- _Problem to work on_: Reproduce the data below verbatim, line by line, with no changes of any kind.
— START OF Given information —
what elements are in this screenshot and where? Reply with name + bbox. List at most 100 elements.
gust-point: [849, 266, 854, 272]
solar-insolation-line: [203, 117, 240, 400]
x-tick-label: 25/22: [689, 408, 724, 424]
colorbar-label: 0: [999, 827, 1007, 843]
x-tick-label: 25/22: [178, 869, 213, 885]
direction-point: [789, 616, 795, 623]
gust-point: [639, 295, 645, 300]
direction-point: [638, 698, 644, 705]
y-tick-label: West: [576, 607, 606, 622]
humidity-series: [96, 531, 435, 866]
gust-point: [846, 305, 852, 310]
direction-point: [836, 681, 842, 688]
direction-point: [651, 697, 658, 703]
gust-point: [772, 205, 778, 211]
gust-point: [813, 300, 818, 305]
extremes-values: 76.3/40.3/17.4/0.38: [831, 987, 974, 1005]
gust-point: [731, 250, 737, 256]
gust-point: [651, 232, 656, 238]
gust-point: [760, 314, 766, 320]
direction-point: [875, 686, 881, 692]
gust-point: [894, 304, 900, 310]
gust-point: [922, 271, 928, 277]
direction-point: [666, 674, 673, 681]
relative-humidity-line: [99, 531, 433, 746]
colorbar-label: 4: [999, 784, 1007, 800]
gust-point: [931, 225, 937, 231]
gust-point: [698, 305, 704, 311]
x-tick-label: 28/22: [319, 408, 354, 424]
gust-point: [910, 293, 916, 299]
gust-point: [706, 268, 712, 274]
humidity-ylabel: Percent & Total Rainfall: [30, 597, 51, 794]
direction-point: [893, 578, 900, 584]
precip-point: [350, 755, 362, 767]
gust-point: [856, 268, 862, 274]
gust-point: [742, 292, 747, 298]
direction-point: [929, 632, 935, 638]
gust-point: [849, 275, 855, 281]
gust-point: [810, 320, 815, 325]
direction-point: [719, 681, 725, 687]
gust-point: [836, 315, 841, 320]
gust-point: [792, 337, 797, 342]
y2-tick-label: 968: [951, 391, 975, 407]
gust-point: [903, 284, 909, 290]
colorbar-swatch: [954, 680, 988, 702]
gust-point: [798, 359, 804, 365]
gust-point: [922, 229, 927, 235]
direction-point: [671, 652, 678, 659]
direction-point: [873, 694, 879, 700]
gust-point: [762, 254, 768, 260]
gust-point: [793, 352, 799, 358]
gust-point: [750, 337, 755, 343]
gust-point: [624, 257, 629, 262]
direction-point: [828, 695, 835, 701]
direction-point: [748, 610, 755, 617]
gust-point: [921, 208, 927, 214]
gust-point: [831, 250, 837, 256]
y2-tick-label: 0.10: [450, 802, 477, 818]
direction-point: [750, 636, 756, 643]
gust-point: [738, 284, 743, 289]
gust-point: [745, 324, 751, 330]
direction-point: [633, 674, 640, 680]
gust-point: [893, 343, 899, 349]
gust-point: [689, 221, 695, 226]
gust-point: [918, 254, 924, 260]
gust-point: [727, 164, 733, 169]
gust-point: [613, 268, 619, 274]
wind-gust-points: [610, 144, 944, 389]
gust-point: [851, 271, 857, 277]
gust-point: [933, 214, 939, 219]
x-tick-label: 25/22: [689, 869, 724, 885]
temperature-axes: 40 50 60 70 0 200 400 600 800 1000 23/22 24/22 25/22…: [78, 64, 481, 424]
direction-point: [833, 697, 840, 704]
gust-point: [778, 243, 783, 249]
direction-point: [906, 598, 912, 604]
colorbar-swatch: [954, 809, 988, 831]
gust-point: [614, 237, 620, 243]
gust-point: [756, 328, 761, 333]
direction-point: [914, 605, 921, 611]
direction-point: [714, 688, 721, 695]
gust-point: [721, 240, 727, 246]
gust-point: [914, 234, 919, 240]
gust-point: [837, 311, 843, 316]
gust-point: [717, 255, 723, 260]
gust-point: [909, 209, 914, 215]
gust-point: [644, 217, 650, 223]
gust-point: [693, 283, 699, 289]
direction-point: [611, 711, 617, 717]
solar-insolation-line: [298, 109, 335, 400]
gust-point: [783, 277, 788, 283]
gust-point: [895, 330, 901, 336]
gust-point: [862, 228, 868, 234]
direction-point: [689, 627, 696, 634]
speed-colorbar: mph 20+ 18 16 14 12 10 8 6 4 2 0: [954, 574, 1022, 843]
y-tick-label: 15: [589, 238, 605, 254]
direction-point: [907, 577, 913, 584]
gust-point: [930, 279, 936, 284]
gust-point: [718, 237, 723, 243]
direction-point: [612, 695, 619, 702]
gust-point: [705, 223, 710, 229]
— END OF Given information —
- _Full output_:
what elements are in this screenshot and where? Reply with name + bbox. List at most 100 elements.
gust-point: [849, 266, 854, 272]
solar-insolation-line: [203, 117, 240, 400]
x-tick-label: 25/22: [689, 408, 724, 424]
colorbar-label: 0: [999, 827, 1007, 843]
x-tick-label: 25/22: [178, 869, 213, 885]
direction-point: [789, 616, 795, 623]
gust-point: [639, 295, 645, 300]
direction-point: [638, 698, 644, 705]
y-tick-label: West: [576, 607, 606, 622]
humidity-series: [96, 531, 435, 866]
gust-point: [846, 305, 852, 310]
direction-point: [836, 681, 842, 688]
direction-point: [651, 697, 658, 703]
gust-point: [772, 205, 778, 211]
gust-point: [813, 300, 818, 305]
extremes-values: 76.3/40.3/17.4/0.38: [831, 987, 974, 1005]
gust-point: [731, 250, 737, 256]
gust-point: [651, 232, 656, 238]
gust-point: [760, 314, 766, 320]
direction-point: [875, 686, 881, 692]
gust-point: [894, 304, 900, 310]
gust-point: [922, 271, 928, 277]
direction-point: [666, 674, 673, 681]
relative-humidity-line: [99, 531, 433, 746]
colorbar-label: 4: [999, 784, 1007, 800]
gust-point: [931, 225, 937, 231]
gust-point: [698, 305, 704, 311]
x-tick-label: 28/22: [319, 408, 354, 424]
gust-point: [910, 293, 916, 299]
gust-point: [706, 268, 712, 274]
humidity-ylabel: Percent & Total Rainfall: [30, 597, 51, 794]
direction-point: [893, 578, 900, 584]
precip-point: [350, 755, 362, 767]
gust-point: [856, 268, 862, 274]
gust-point: [742, 292, 747, 298]
direction-point: [929, 632, 935, 638]
gust-point: [849, 275, 855, 281]
gust-point: [810, 320, 815, 325]
direction-point: [719, 681, 725, 687]
gust-point: [836, 315, 841, 320]
gust-point: [792, 337, 797, 342]
y2-tick-label: 968: [951, 391, 975, 407]
gust-point: [903, 284, 909, 290]
colorbar-swatch: [954, 680, 988, 702]
gust-point: [798, 359, 804, 365]
gust-point: [922, 229, 927, 235]
direction-point: [671, 652, 678, 659]
direction-point: [873, 694, 879, 700]
gust-point: [762, 254, 768, 260]
gust-point: [793, 352, 799, 358]
gust-point: [750, 337, 755, 343]
gust-point: [624, 257, 629, 262]
direction-point: [828, 695, 835, 701]
direction-point: [748, 610, 755, 617]
gust-point: [921, 208, 927, 214]
gust-point: [831, 250, 837, 256]
y2-tick-label: 0.10: [450, 802, 477, 818]
direction-point: [750, 636, 756, 643]
gust-point: [738, 284, 743, 289]
gust-point: [745, 324, 751, 330]
direction-point: [633, 674, 640, 680]
gust-point: [893, 343, 899, 349]
gust-point: [689, 221, 695, 226]
gust-point: [918, 254, 924, 260]
gust-point: [727, 164, 733, 169]
gust-point: [613, 268, 619, 274]
wind-gust-points: [610, 144, 944, 389]
gust-point: [851, 271, 857, 277]
gust-point: [933, 214, 939, 219]
x-tick-label: 25/22: [689, 869, 724, 885]
temperature-axes: 40 50 60 70 0 200 400 600 800 1000 23/22 24/22 25/22…: [78, 64, 481, 424]
direction-point: [833, 697, 840, 704]
gust-point: [778, 243, 783, 249]
direction-point: [906, 598, 912, 604]
colorbar-swatch: [954, 809, 988, 831]
gust-point: [614, 237, 620, 243]
gust-point: [756, 328, 761, 333]
direction-point: [914, 605, 921, 611]
direction-point: [714, 688, 721, 695]
gust-point: [721, 240, 727, 246]
gust-point: [914, 234, 919, 240]
gust-point: [837, 311, 843, 316]
gust-point: [717, 255, 723, 260]
gust-point: [909, 209, 914, 215]
gust-point: [644, 217, 650, 223]
gust-point: [693, 283, 699, 289]
direction-point: [611, 711, 617, 717]
solar-insolation-line: [298, 109, 335, 400]
gust-point: [783, 277, 788, 283]
gust-point: [895, 330, 901, 336]
gust-point: [862, 228, 868, 234]
direction-point: [689, 627, 696, 634]
speed-colorbar: mph 20+ 18 16 14 12 10 8 6 4 2 0: [954, 574, 1022, 843]
y-tick-label: 15: [589, 238, 605, 254]
direction-point: [907, 577, 913, 584]
gust-point: [930, 279, 936, 284]
gust-point: [718, 237, 723, 243]
direction-point: [612, 695, 619, 702]
gust-point: [705, 223, 710, 229]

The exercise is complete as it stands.